DOCUMENT EXTRACT:

::::::

# Omni electric steps



## StevieR (May 15, 2005)

I have a set of Omni Step on my motorhome (Bessacarr 425), these usually retract back and a buzzer sounds when I turn on the ignition.
Recently these retract and buzzer function does not work. The step work normally when the main switch is operated but do not retract or the buzzer sound when the ignition of the engine is made. 
Has anyone come across this problem before? I have checked out the wiring diagram on the Omnistor web site and to me it looks like the fault could be with the switch or relay.
Omnistor web site doesn’t mention replacement parts for this switch or relay has anyone replaced these parts?
Does anyone know where the relay and buzzer are on a Bessacarr 425?

Many thanks 

Steven


----------



## 88915 (May 10, 2005)

*omnistor step buzzer*

the switch for the buzzer on my Pilote is in the step mechanism and is actuated mechanically by the step retracting - it is on if the step is down when the ignition is on, but switches off when the step goes up. Could be simply so filhy under there that it's clogged up - first port of call I would suggest is to clean up & follow the movement. If there's still a problem have the elctrics checked out.


----------



## 88741 (May 9, 2005)

I had the same fault on my Swift Sundance and the relay was burnt out evidently, it was changed under warranty. No idea where it is/was tho'.


----------



## Wiggy (May 22, 2005)

Hi Steve
I have the same system and have had the same problem on my Eura Mobil.
The problem was that the switch had becombe full of dirt & moisture preventing a good electrical contact.
The fix was easy pulled back the little rubber boot covering the switch on the step mechanism and gave it a clean then filled with grease to keep the moisture out.

::::::

DATASET ENTRIES:
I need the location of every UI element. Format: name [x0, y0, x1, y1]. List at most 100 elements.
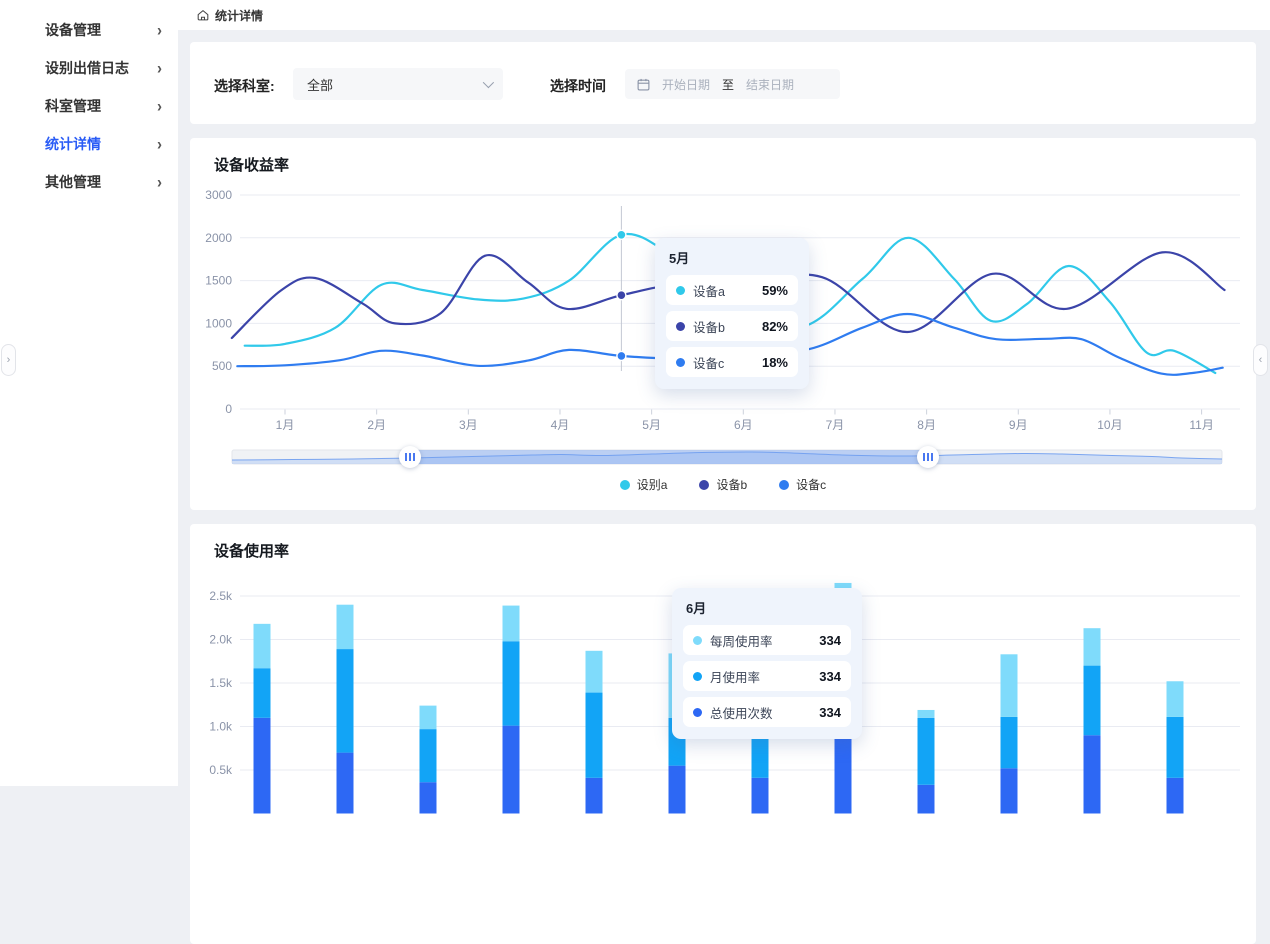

::::::

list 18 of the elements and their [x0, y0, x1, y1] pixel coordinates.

::::::

TASK PROMPT: Please continue the forum thread about the Omni electric steps, picking up right after its final sentence.

OUTPUT OF THE TASK:
All I do is keep it clean and topper up with a film of grease and it works 100% OK

Regards

Ralph


----------



## StevieR (May 15, 2005)

Thanks for the replies
I have checked the motor housing and the switch and they seem to be clean enough, I shorted out the switch and this should tell me that the switch is ok. My problem is now finding the relay and replacing it but I don’t know where it is. If anyone know where it is or know where I can get a replacement please get in touch. I have looked on the Omnistor web pages and have contacted them about this and I am waiting for a reply.
Thanks again please keep them coming
Steven


----------



## StevieR (May 15, 2005)

Thanks for your replies I contacted Omnistor direct and they say that it was a relay problem I have since ordered a new part and I will fit it after I have checked to see if I have an underlying problem.
Many Thanks again
Steve


----------



## 90522 (May 1, 2005)

dont know if this will help but the relay for the step on our van which is a swift sundance 600s, is under the drawer behind the heater. 
I had the same fault when my grandson tried to retract the step while standing on it.
This popped the fuse which is located under the bonnet by the main battery.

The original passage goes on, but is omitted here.